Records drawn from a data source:
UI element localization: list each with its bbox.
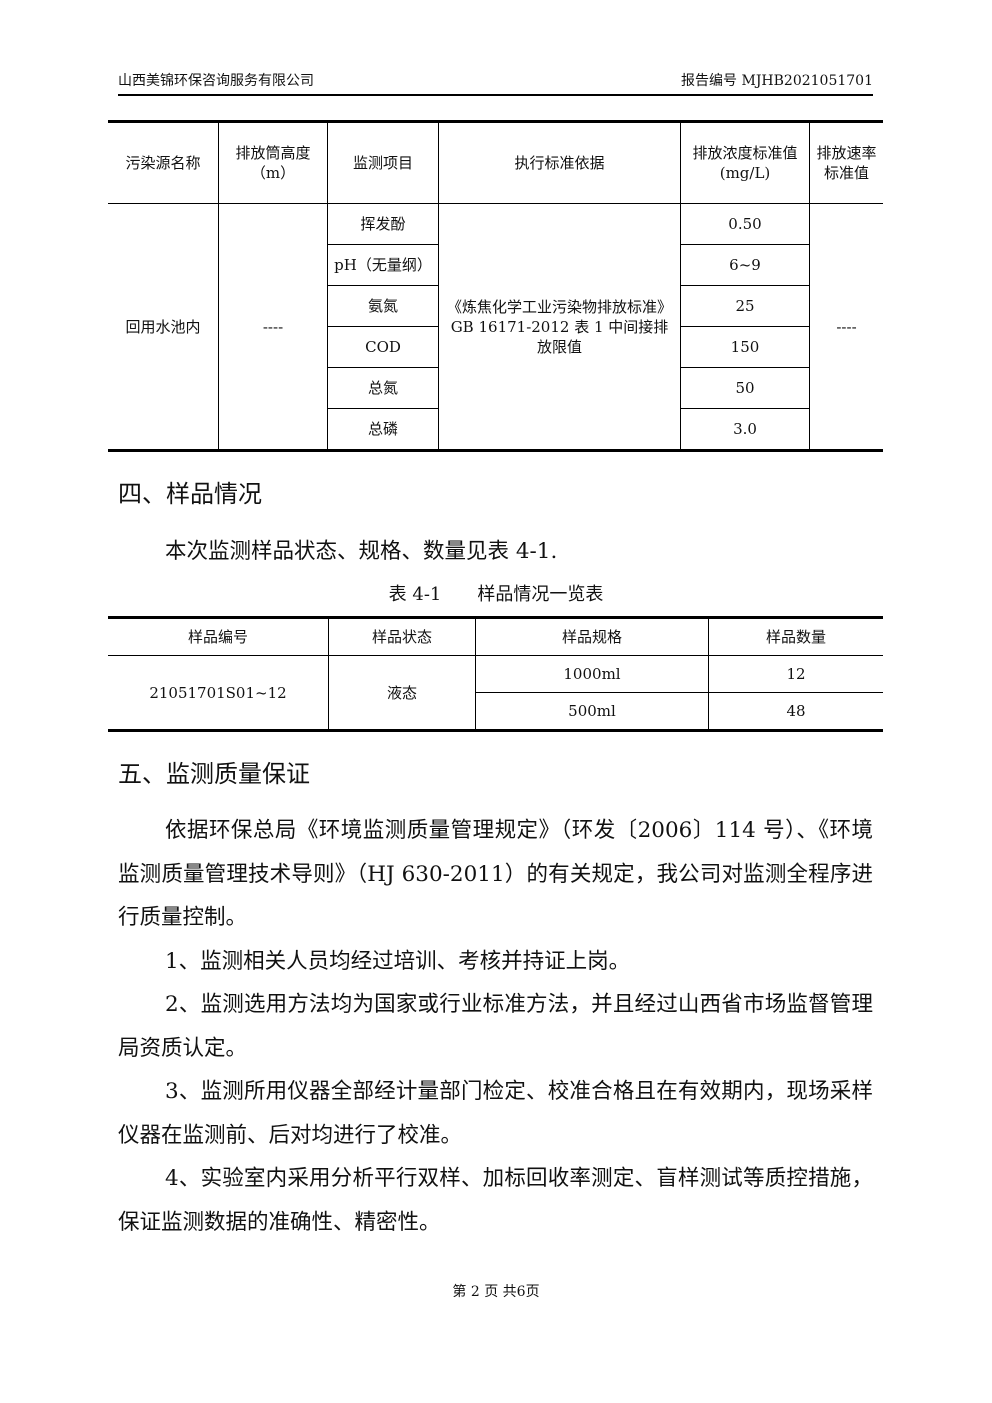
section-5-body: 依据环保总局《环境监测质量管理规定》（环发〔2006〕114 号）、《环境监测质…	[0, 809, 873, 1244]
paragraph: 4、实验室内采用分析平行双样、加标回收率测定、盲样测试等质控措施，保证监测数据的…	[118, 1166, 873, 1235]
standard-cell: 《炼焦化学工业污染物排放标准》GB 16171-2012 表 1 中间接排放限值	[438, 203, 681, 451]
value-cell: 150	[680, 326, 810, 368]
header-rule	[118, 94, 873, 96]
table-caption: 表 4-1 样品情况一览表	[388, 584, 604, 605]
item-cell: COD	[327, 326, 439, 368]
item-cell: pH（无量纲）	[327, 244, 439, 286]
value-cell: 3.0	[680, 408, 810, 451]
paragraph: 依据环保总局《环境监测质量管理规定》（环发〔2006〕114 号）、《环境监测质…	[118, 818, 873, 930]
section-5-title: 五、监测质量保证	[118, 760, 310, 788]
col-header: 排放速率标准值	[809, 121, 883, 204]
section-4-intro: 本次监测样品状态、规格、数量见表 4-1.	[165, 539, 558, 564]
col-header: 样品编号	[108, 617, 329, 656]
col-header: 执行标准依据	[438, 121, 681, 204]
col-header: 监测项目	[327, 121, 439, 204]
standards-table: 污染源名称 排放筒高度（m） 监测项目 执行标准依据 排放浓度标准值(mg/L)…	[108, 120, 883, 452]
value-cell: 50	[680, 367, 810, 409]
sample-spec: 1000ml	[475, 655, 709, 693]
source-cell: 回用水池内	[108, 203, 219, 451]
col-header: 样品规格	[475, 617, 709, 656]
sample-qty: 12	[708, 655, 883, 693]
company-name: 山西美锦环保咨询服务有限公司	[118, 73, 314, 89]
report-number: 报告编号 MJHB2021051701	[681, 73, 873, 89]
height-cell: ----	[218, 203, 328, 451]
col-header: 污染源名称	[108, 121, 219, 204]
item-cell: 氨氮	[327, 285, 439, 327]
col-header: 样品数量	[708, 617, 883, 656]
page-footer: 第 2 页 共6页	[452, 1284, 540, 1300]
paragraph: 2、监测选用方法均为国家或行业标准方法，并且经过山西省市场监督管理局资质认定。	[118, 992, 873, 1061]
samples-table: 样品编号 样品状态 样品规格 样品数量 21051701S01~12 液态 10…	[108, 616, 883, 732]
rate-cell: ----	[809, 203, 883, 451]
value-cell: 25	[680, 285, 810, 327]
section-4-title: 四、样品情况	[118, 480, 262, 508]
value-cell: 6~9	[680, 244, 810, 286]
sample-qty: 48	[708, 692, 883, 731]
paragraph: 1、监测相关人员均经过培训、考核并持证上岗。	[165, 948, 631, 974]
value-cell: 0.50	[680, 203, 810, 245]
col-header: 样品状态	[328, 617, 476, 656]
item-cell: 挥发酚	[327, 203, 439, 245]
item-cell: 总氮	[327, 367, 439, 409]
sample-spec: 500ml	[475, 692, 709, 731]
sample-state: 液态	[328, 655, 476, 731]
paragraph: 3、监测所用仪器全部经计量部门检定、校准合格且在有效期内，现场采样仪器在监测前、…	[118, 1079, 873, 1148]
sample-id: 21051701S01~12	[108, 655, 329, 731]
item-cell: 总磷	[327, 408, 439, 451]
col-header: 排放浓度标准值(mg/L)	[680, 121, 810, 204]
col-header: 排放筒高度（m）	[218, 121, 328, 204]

==

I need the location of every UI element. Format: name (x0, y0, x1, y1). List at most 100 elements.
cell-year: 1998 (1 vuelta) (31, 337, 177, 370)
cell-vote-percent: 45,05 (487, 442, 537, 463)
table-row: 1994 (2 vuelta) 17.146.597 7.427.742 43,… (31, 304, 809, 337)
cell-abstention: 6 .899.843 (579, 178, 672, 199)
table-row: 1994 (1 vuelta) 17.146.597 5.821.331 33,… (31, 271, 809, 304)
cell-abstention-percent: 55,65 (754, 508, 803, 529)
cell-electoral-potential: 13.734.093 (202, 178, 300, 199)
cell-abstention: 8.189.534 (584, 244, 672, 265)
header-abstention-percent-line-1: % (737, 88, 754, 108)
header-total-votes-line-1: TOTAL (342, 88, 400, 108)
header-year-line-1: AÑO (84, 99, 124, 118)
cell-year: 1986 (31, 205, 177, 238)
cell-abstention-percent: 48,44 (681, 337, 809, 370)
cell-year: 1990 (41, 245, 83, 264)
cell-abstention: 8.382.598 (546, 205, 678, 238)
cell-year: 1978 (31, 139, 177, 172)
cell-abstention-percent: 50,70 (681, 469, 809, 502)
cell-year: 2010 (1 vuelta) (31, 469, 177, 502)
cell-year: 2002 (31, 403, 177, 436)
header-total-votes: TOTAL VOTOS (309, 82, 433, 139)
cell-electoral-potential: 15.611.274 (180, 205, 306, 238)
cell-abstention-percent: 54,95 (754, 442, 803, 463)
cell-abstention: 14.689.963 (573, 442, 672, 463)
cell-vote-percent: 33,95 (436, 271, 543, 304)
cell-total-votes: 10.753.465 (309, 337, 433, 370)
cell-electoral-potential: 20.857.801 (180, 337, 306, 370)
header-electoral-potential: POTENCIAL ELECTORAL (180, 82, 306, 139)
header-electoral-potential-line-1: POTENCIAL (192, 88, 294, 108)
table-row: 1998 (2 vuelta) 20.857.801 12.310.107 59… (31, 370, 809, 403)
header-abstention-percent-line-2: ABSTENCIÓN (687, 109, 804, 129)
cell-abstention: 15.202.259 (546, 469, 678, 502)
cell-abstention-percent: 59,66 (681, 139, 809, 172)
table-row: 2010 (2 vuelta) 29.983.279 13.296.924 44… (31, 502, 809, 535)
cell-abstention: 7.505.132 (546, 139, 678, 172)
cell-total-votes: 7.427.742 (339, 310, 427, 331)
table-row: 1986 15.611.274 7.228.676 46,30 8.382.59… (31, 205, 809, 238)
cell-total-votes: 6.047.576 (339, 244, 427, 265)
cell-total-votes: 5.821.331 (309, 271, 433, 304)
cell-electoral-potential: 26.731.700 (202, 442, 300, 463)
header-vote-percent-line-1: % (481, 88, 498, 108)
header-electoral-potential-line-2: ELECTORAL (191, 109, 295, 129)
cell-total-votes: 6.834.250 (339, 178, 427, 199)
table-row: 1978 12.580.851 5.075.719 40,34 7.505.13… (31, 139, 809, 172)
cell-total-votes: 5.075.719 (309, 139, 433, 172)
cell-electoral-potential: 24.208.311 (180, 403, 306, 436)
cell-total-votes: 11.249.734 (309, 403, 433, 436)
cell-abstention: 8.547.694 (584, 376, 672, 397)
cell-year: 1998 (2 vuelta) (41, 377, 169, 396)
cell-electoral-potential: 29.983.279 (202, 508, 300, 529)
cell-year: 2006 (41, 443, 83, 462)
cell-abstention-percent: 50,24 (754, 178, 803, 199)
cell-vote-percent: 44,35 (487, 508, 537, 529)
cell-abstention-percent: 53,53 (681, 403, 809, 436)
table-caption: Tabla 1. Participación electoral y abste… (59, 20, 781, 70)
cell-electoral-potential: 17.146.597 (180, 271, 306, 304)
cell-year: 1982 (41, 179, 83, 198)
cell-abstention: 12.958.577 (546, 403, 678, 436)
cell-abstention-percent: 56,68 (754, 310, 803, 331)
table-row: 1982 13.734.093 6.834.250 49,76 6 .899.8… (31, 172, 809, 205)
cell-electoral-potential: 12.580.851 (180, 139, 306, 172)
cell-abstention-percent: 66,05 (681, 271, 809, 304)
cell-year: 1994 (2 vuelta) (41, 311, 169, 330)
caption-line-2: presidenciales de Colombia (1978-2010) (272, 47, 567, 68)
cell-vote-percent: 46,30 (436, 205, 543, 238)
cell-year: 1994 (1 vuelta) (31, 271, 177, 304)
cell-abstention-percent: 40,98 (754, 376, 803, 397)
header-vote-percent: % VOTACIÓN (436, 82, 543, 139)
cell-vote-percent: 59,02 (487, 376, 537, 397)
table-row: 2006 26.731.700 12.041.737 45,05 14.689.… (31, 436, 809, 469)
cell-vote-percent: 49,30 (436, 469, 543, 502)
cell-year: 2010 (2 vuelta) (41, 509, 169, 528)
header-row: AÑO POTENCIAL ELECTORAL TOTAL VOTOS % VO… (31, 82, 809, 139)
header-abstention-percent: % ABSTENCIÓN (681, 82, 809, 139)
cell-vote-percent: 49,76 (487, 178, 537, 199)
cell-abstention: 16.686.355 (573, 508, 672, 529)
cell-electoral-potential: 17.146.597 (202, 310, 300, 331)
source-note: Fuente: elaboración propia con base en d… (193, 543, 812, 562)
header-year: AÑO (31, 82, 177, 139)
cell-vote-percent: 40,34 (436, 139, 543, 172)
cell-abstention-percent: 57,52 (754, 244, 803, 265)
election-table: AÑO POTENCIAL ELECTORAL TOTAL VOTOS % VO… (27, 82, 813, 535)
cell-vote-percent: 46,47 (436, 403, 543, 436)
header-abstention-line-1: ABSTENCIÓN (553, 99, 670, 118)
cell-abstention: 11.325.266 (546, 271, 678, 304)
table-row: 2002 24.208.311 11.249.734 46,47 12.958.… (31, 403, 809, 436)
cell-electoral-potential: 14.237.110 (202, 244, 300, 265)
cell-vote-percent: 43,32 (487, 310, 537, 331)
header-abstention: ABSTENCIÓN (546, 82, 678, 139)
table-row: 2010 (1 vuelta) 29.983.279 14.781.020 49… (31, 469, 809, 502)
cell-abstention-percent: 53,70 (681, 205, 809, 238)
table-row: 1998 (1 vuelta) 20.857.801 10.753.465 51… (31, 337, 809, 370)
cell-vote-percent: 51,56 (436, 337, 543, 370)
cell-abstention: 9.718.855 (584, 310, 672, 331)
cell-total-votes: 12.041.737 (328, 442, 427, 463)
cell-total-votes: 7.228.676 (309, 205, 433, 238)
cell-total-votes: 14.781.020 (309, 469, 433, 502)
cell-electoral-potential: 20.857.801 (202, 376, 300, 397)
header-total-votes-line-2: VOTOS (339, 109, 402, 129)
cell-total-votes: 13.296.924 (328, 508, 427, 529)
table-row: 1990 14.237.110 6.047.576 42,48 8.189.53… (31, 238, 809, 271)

- [PROBLEM TO SOLVE]:
Retype everything from the line containing "I need the location" down to the line containing "table-row: 1994 (2", copying each line exactly.

- [OUTPUT OF THE TASK]:
I need the location of every UI element. Format: name (x0, y0, x1, y1). List at most 100 elements.
cell-year: 1998 (1 vuelta) (31, 337, 177, 370)
cell-vote-percent: 45,05 (487, 442, 537, 463)
table-row: 1994 (2 vuelta) 17.146.597 7.427.742 43,… (31, 304, 809, 337)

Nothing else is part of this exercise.